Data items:
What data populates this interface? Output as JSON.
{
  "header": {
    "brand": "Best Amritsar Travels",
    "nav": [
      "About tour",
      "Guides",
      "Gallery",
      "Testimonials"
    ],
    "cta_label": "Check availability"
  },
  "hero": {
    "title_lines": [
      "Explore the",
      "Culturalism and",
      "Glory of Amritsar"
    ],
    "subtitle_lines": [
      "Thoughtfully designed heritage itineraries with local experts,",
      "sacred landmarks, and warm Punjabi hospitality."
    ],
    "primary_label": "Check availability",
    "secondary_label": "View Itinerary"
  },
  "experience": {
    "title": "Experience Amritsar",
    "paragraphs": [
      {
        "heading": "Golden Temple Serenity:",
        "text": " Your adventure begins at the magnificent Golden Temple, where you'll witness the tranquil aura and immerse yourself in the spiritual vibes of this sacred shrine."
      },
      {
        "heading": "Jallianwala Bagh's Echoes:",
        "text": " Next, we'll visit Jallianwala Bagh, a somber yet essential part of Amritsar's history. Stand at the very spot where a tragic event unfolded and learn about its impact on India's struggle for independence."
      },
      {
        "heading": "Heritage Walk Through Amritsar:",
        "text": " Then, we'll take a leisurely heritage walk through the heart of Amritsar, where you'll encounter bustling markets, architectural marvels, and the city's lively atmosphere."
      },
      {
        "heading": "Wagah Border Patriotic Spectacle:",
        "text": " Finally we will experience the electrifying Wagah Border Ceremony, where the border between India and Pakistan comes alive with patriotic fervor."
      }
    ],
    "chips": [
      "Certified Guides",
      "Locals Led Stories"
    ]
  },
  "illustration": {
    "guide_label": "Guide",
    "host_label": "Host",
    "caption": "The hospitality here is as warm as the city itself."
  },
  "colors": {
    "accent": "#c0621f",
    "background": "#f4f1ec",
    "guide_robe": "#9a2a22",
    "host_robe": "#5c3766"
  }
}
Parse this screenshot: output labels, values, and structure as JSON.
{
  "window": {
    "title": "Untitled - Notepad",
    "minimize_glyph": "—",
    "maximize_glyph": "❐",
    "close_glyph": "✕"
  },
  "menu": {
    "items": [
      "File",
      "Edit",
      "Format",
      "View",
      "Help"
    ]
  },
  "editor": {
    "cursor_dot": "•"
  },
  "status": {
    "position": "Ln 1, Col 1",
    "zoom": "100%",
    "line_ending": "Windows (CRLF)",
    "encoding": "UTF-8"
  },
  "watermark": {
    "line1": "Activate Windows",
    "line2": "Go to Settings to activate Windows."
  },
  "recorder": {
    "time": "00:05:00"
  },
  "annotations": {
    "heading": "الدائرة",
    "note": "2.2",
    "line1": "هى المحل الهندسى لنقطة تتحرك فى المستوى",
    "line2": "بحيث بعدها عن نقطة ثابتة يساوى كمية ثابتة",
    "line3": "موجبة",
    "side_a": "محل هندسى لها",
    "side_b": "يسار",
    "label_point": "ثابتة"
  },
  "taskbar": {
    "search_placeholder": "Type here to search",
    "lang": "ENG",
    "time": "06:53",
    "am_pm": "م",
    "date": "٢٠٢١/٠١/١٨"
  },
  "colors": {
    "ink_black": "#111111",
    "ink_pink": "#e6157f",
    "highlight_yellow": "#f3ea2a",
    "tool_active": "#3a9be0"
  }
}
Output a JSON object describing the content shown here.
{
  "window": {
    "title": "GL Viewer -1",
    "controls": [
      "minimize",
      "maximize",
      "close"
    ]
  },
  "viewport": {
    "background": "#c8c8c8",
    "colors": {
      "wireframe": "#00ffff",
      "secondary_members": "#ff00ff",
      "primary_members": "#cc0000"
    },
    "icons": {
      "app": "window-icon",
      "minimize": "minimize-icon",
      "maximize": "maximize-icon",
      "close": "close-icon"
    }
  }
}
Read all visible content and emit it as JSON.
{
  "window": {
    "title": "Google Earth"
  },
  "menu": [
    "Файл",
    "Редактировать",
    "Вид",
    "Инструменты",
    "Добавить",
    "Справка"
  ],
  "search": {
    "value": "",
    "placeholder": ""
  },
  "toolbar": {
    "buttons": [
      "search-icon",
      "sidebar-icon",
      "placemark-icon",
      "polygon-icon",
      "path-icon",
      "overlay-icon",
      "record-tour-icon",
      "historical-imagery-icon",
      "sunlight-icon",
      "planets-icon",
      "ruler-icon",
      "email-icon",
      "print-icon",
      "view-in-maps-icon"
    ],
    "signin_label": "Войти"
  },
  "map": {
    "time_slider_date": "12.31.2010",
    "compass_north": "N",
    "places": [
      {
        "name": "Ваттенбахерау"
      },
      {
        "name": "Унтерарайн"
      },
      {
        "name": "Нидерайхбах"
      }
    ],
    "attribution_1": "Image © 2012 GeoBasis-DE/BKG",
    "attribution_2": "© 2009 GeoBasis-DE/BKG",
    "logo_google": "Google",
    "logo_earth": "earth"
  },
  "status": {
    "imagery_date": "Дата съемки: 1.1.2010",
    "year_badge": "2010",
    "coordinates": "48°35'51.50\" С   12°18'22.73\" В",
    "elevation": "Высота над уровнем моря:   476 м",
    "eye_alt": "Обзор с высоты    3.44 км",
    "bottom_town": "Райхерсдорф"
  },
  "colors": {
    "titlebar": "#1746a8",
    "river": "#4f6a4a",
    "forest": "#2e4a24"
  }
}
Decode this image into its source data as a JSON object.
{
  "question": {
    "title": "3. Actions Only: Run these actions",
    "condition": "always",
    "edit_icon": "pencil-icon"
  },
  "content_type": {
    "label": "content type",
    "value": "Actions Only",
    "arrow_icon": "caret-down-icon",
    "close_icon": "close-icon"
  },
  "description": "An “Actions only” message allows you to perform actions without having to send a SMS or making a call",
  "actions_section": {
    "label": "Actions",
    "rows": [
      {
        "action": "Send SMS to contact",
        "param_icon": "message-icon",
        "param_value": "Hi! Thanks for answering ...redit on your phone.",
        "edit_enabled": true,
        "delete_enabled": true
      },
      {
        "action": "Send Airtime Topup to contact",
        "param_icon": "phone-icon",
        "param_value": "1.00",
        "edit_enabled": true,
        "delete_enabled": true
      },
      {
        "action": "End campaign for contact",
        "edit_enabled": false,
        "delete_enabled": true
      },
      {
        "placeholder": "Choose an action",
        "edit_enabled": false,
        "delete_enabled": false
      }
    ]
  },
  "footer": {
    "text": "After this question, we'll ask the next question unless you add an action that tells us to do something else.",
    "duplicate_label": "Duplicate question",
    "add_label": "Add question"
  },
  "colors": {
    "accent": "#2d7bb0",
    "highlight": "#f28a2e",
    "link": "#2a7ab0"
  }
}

## Request:
Copy every line in the records above that contains the word "Jallianwala".

## Task result:
        "heading": "Jallianwala Bagh's Echoes:",
        "text": " Next, we'll visit Jallianwala Bagh, a somber yet essential part of Amritsar's history. Stand at the very spot where a tragic event unfolded and learn about its impact on India's struggle for independence."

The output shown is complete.